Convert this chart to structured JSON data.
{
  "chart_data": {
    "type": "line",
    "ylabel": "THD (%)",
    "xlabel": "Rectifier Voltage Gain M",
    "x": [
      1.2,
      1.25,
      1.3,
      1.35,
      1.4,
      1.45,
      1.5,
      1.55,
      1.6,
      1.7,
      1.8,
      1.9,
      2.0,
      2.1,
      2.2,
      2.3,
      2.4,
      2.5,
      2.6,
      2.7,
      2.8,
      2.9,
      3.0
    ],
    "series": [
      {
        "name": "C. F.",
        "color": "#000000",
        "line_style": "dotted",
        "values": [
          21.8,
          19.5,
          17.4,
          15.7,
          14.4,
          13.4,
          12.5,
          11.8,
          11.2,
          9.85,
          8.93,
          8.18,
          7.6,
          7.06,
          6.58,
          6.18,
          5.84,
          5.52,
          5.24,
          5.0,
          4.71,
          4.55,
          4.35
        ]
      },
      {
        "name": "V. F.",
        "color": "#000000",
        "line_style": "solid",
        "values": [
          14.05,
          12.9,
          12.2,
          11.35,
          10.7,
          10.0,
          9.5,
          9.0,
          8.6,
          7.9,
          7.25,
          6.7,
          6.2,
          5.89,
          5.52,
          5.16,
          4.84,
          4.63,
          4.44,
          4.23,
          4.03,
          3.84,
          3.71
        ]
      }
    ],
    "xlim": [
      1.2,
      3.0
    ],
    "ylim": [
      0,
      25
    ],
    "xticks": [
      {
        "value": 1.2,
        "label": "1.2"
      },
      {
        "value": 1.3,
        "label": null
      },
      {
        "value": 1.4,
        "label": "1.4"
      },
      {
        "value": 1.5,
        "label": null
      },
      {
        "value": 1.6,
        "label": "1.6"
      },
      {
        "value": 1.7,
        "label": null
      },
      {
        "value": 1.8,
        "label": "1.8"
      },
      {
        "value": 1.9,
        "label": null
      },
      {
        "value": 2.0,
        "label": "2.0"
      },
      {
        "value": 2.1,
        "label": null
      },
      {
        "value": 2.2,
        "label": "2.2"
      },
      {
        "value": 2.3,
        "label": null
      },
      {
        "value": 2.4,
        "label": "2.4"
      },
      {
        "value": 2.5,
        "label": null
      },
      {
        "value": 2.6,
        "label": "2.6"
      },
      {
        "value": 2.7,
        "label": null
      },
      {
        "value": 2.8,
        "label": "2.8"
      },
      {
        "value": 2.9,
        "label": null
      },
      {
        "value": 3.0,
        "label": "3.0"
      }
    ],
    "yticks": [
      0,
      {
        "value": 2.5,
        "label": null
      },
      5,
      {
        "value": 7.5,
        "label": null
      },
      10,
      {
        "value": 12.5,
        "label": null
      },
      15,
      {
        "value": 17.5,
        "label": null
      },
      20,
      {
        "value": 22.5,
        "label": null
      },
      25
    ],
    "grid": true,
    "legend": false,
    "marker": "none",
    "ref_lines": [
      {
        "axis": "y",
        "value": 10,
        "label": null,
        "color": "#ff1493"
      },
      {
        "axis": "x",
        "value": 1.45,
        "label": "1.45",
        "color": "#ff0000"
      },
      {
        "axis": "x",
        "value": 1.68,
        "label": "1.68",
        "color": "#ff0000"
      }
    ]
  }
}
+++++
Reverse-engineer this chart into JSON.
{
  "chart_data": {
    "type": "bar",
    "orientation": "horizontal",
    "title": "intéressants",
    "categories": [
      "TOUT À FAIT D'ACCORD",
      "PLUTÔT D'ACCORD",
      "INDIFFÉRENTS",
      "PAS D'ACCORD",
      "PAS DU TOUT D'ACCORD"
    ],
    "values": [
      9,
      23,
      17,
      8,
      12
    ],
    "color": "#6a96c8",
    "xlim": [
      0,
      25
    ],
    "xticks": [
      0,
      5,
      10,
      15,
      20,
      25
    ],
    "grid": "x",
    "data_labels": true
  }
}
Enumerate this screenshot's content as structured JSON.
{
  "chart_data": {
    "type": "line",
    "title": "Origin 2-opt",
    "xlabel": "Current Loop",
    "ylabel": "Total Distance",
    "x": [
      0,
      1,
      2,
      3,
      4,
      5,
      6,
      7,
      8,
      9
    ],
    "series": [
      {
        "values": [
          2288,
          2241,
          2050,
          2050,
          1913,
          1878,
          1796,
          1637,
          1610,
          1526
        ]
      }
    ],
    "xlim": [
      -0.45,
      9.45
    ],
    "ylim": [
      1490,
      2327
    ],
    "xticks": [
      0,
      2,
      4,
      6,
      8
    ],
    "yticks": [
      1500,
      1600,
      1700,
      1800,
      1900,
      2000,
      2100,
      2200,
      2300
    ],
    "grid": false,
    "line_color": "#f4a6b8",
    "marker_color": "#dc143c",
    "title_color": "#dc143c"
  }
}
+++++
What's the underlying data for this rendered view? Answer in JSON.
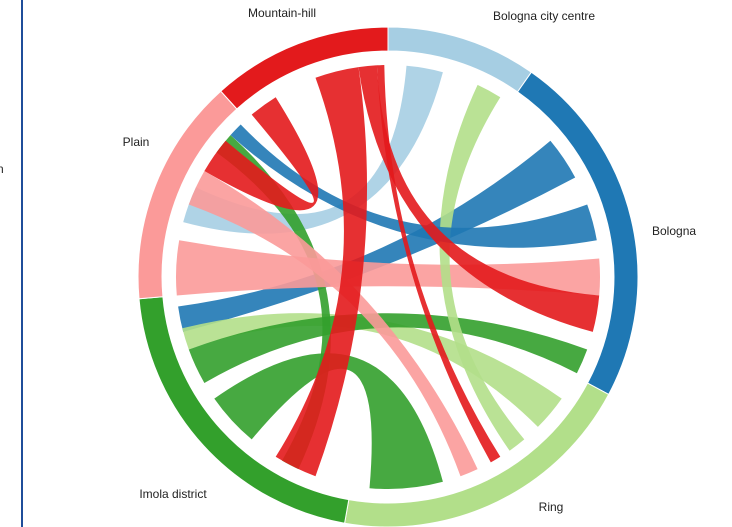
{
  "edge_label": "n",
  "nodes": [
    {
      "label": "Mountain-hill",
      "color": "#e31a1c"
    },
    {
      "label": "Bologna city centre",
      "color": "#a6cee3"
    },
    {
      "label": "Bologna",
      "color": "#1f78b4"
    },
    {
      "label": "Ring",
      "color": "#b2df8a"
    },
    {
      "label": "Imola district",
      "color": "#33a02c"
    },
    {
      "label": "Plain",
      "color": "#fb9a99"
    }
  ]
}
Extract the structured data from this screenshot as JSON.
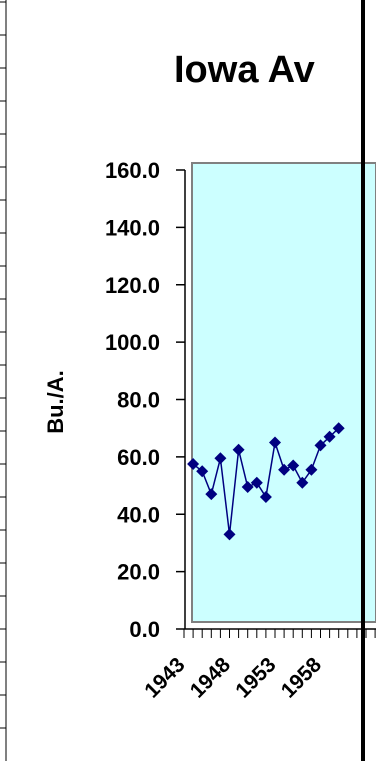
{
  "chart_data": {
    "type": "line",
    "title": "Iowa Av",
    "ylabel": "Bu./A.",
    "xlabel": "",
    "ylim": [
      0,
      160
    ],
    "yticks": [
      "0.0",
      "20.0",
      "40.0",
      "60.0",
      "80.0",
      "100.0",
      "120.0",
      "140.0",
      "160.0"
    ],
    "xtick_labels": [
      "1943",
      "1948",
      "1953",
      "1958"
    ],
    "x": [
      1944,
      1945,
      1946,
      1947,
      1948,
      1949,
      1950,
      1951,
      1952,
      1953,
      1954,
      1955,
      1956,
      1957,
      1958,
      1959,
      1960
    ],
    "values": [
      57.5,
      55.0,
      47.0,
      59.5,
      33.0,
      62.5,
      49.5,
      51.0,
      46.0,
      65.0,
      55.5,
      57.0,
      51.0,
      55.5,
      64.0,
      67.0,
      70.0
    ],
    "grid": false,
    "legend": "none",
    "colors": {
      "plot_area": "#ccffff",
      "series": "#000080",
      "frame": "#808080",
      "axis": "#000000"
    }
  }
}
+++++
#### Written task
Locate each line containing the string "structured" and show it.

#### Written response
Convert this chart to structured JSON data.
Enumerate this screenshot's content as structured JSON.
Extract the structured data from this screenshot as JSON.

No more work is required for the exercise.